## Begin DATA FOR THIS EXERCISE
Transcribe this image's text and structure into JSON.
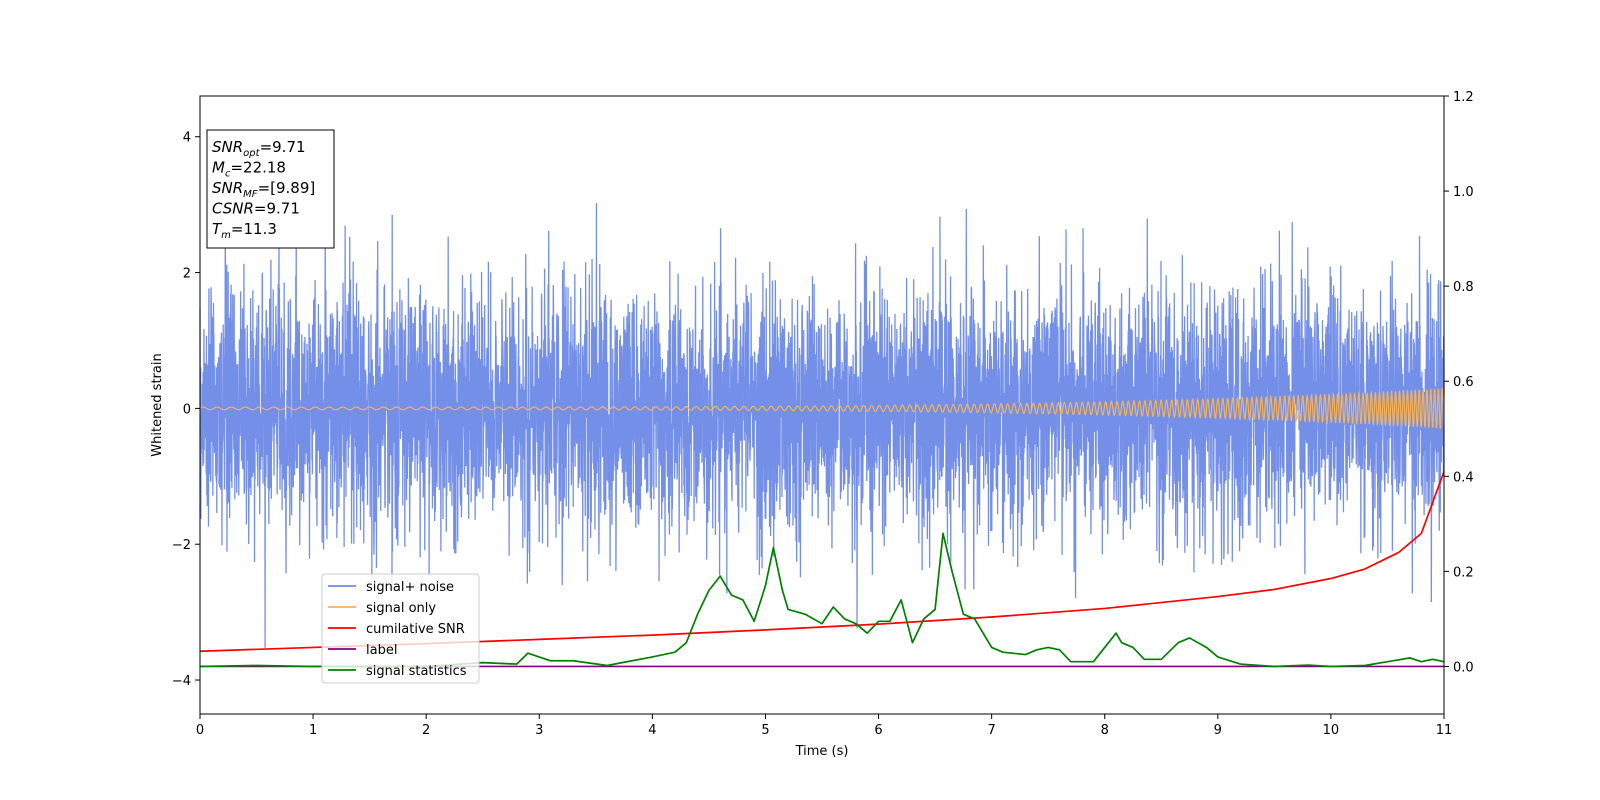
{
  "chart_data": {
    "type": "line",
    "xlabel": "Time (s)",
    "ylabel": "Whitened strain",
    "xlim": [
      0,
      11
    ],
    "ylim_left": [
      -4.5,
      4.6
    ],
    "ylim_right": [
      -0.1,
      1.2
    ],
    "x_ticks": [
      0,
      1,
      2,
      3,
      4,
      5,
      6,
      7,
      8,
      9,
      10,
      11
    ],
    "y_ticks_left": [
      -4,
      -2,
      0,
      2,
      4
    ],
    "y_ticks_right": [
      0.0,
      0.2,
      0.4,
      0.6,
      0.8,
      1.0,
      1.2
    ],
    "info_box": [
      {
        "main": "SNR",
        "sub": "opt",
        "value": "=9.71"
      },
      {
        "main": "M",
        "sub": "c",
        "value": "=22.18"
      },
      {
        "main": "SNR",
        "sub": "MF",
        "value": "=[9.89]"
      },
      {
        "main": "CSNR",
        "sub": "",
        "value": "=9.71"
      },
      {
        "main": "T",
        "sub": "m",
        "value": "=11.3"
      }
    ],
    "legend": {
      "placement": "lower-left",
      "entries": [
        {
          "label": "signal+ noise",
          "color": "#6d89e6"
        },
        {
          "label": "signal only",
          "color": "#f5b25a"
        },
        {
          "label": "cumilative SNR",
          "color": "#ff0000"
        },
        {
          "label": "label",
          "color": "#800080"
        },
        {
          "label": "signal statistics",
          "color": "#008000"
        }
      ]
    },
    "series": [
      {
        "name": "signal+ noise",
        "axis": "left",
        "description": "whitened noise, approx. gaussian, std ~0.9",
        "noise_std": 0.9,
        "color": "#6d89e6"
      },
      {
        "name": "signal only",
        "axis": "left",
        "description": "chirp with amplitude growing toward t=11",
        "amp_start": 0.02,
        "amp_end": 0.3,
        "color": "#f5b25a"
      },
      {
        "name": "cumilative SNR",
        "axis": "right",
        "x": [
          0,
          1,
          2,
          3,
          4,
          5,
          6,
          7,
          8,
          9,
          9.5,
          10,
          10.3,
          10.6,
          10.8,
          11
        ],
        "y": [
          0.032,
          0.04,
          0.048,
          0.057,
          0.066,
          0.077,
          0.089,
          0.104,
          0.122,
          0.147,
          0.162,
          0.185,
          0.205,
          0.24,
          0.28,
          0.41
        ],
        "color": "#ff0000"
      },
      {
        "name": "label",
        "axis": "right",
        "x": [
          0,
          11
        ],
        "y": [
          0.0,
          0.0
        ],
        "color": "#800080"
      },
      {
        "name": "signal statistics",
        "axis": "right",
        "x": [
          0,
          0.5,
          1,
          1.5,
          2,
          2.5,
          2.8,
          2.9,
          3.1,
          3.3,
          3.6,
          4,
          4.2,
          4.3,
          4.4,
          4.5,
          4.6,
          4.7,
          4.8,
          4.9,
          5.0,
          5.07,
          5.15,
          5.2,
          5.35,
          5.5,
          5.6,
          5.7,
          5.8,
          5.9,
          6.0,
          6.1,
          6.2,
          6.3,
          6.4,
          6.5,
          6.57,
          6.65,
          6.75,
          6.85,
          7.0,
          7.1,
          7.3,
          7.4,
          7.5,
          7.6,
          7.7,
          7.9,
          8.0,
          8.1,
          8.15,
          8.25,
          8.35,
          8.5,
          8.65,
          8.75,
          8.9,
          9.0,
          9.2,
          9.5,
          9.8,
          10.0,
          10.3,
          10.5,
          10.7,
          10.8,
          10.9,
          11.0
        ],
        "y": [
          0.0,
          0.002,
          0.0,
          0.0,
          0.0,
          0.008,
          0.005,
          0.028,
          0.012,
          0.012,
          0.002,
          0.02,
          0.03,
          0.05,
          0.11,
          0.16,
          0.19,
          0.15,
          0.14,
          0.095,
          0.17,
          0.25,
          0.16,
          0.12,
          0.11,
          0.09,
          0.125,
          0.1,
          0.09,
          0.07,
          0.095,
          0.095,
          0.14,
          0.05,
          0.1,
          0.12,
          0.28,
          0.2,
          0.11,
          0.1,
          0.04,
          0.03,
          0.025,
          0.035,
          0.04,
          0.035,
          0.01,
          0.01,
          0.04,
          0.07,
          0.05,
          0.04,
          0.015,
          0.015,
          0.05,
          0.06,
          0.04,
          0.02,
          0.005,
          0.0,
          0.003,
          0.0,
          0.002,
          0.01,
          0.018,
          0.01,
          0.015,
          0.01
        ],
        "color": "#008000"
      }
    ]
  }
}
## End DATA FOR THIS EXERCISE
## Begin DATA FOR THIS EXERCISE
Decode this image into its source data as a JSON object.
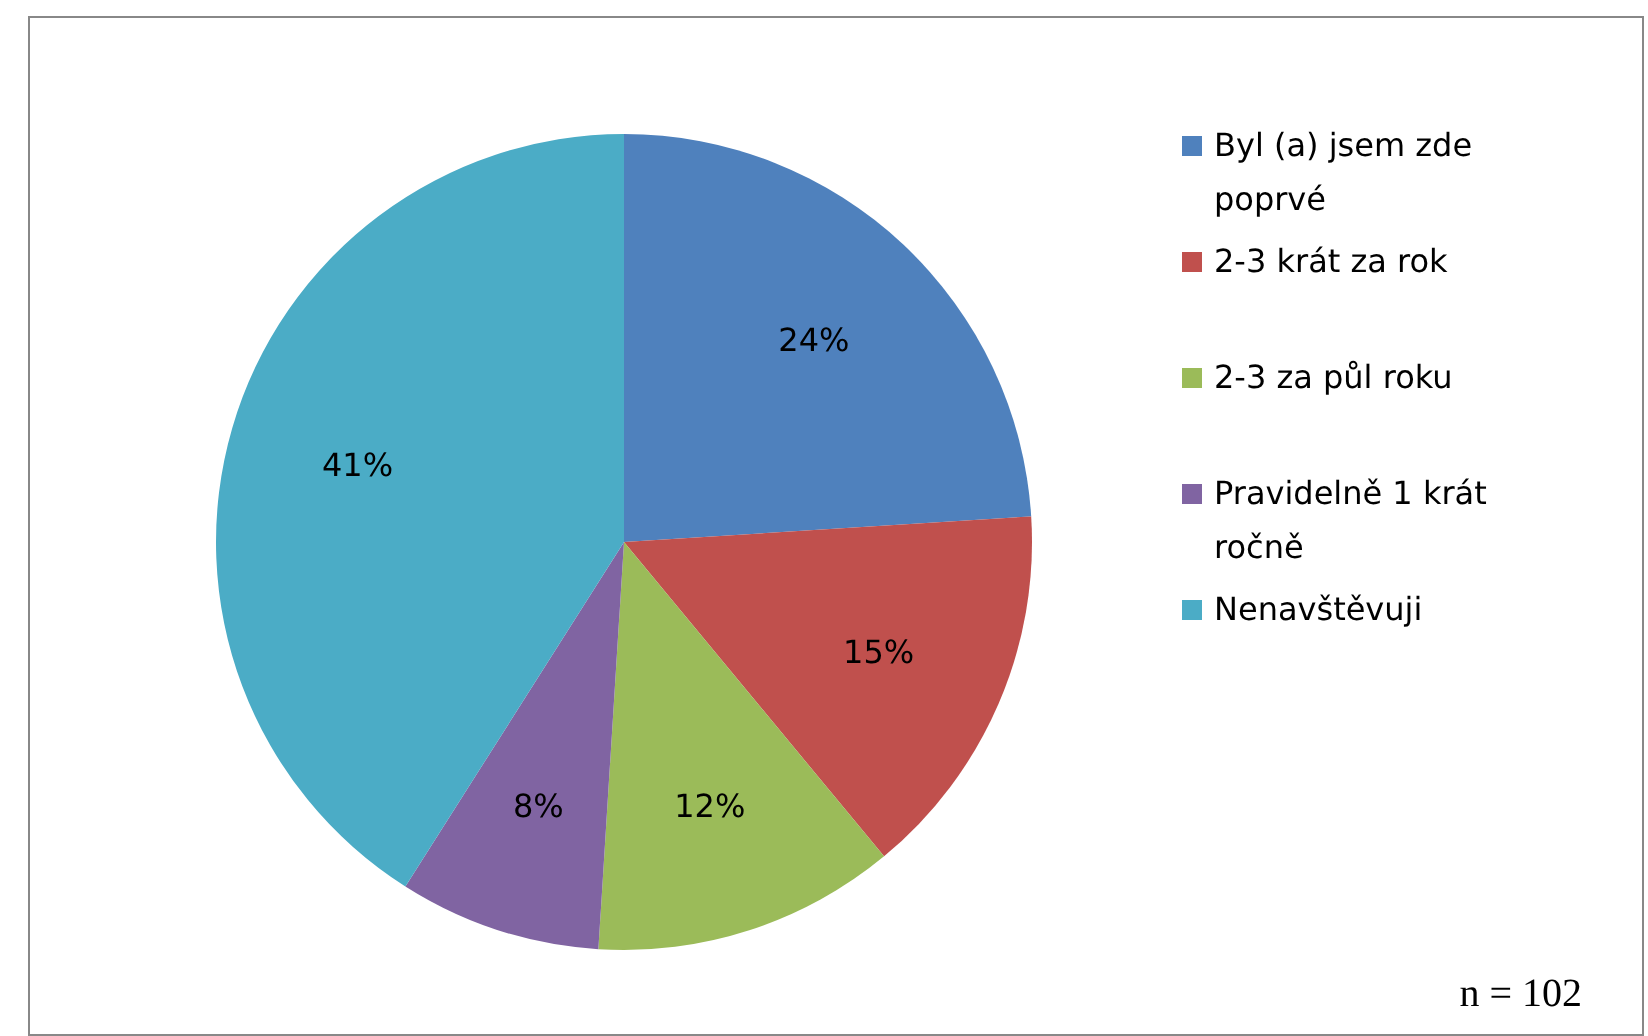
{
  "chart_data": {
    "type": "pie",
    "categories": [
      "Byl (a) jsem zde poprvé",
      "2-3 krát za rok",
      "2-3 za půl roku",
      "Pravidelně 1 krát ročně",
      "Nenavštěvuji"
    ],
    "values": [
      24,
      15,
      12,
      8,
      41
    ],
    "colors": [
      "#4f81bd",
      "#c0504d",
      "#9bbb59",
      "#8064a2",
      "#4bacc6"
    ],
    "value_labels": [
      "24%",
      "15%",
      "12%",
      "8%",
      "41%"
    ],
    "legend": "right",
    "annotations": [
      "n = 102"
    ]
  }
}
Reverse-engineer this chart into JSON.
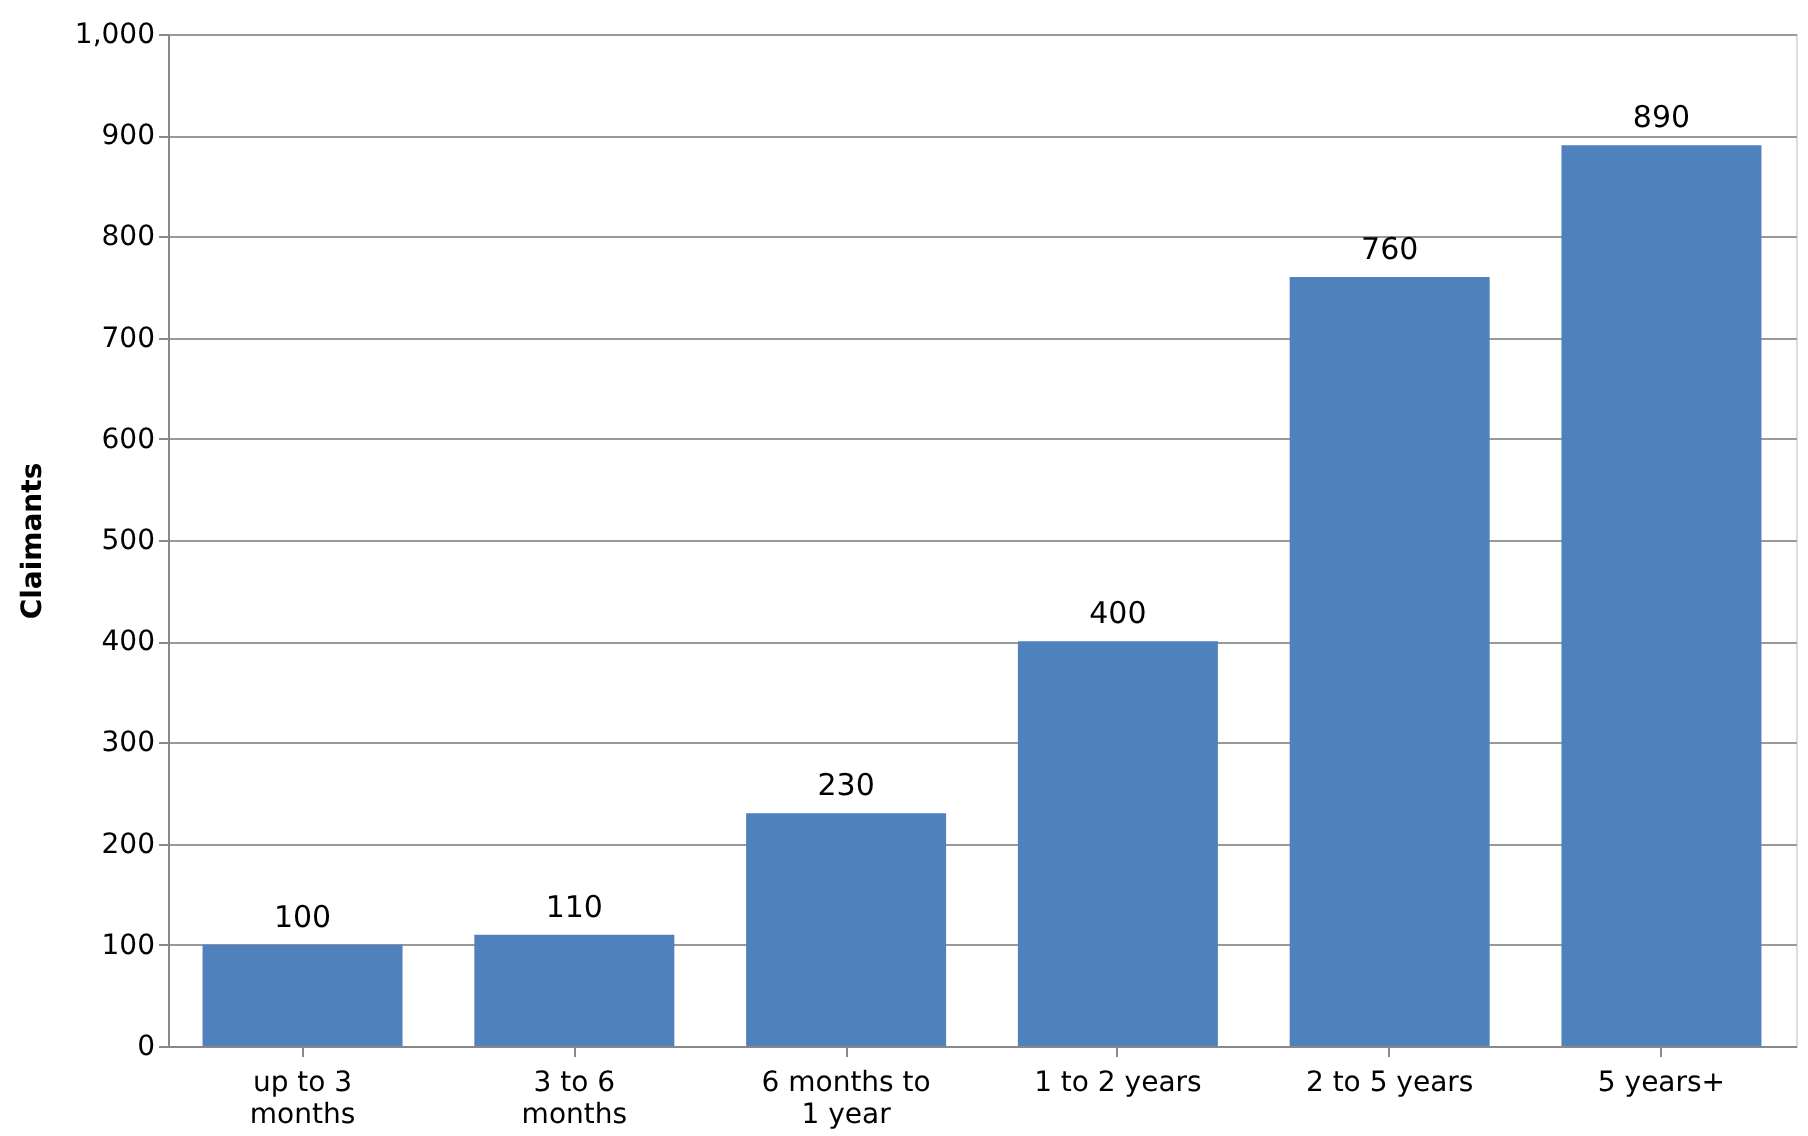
## End DATA FOR THIS EXERCISE
TO BE DONE: Print the line above containing "Decode this image", the line containing "Reverse-engineer this chart into JSON.", and everything between them, exactly as written. Pictures stay out.

SOLUTION:
Decode this image into its source data as a JSON object.
{
  "chart_data": {
    "type": "pie",
    "categories": [
      "Byl (a) jsem zde poprvé",
      "2-3 krát za rok",
      "2-3 za půl roku",
      "Pravidelně 1 krát ročně",
      "Nenavštěvuji"
    ],
    "values": [
      24,
      15,
      12,
      8,
      41
    ],
    "colors": [
      "#4f81bd",
      "#c0504d",
      "#9bbb59",
      "#8064a2",
      "#4bacc6"
    ],
    "value_labels": [
      "24%",
      "15%",
      "12%",
      "8%",
      "41%"
    ],
    "legend": "right",
    "annotations": [
      "n = 102"
    ]
  }
}
Reverse-engineer this chart into JSON.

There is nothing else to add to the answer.